** Saved data entries **
** Begin **

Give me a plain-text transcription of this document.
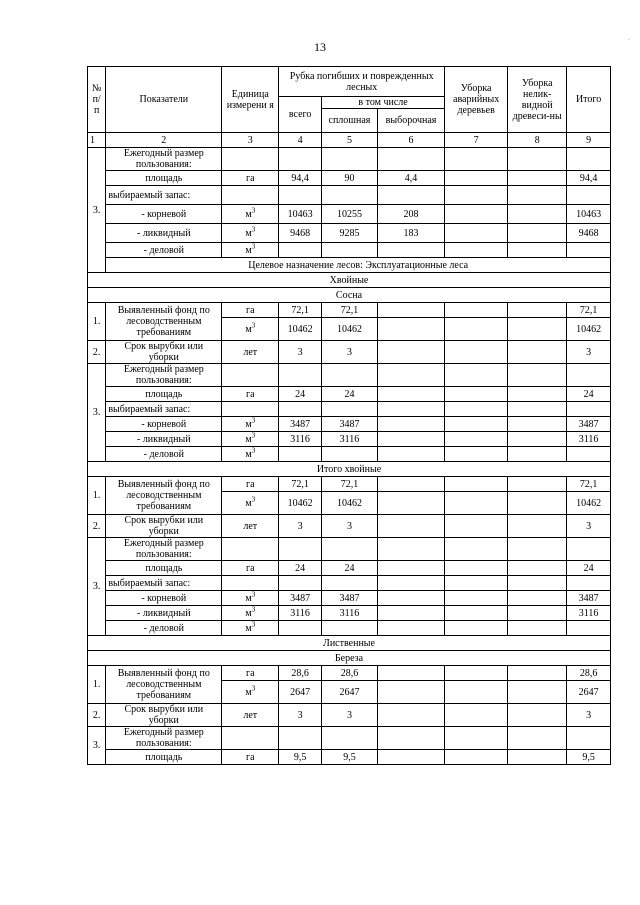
13
.
№ п/ п	Показатели	Единица измерени я	Рубка погибших и поврежденных лесных			Уборка аварийных деревьев	Уборка нелик-видной древеси-ны	Итого
			всего	в том числе				
				сплошная	выборочная			
1	2	3	4	5	6	7	8	9
3.	Ежегодный размер пользования:							
	площадь	га	94,4	90	4,4			94,4
	выбираемый запас:							
	- корневой	$м^3$	10463	10255	208			10463
	- ликвидный	$м^3$	9468	9285	183			9468
	- деловой	$м^3$						
	Целевое назначение лесов: Эксплуатационные леса							
Хвойные								
Сосна								
1.	Выявленный фонд по лесоводственным требованиям	га	72,1	72,1				72,1
		$м^3$	10462	10462				10462
2.	Срок вырубки или уборки	лет	3	3				3
3.	Ежегодный размер пользования:							
	площадь	га	24	24				24
	выбираемый запас:							
	- корневой	$м^3$	3487	3487				3487
	- ликвидный	$м^3$	3116	3116				3116
	- деловой	$м^3$						
Итого хвойные								
1.	Выявленный фонд по лесоводственным требованиям	га	72,1	72,1				72,1
		$м^3$	10462	10462				10462
2.	Срок вырубки или уборки	лет	3	3				3
3.	Ежегодный размер пользования:							
	площадь	га	24	24				24
	выбираемый запас:							
	- корневой	$м^3$	3487	3487				3487
	- ликвидный	$м^3$	3116	3116				3116
	- деловой	$м^3$						
Лиственные								
Береза								
1.	Выявленный фонд по лесоводственным требованиям	га	28,6	28,6				28,6
		$м^3$	2647	2647				2647
2.	Срок вырубки или уборки	лет	3	3				3
3.	Ежегодный размер пользования:							
	площадь	га	9,5	9,5				9,5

** End **

Write out the entries above word for word. Do not include the pictures.

** Exercise answer **
Give me a plain-text transcription of this document.
13
.
№ п/ п	Показатели	Единица измерени я	Рубка погибших и поврежденных лесных			Уборка аварийных деревьев	Уборка нелик-видной древеси-ны	Итого
			всего	в том числе				
				сплошная	выборочная			
1	2	3	4	5	6	7	8	9
3.	Ежегодный размер пользования:							
	площадь	га	94,4	90	4,4			94,4
	выбираемый запас:							
	- корневой	$м^3$	10463	10255	208			10463
	- ликвидный	$м^3$	9468	9285	183			9468
	- деловой	$м^3$						
	Целевое назначение лесов: Эксплуатационные леса							
Хвойные								
Сосна								
1.	Выявленный фонд по лесоводственным требованиям	га	72,1	72,1				72,1
		$м^3$	10462	10462				10462
2.	Срок вырубки или уборки	лет	3	3				3
3.	Ежегодный размер пользования:							
	площадь	га	24	24				24
	выбираемый запас:							
	- корневой	$м^3$	3487	3487				3487
	- ликвидный	$м^3$	3116	3116				3116
	- деловой	$м^3$						
Итого хвойные								
1.	Выявленный фонд по лесоводственным требованиям	га	72,1	72,1				72,1
		$м^3$	10462	10462				10462
2.	Срок вырубки или уборки	лет	3	3				3
3.	Ежегодный размер пользования:							
	площадь	га	24	24				24
	выбираемый запас:							
	- корневой	$м^3$	3487	3487				3487
	- ликвидный	$м^3$	3116	3116				3116
	- деловой	$м^3$						
Лиственные								
Береза								
1.	Выявленный фонд по лесоводственным требованиям	га	28,6	28,6				28,6
		$м^3$	2647	2647				2647
2.	Срок вырубки или уборки	лет	3	3				3
3.	Ежегодный размер пользования:							
	площадь	га	9,5	9,5				9,5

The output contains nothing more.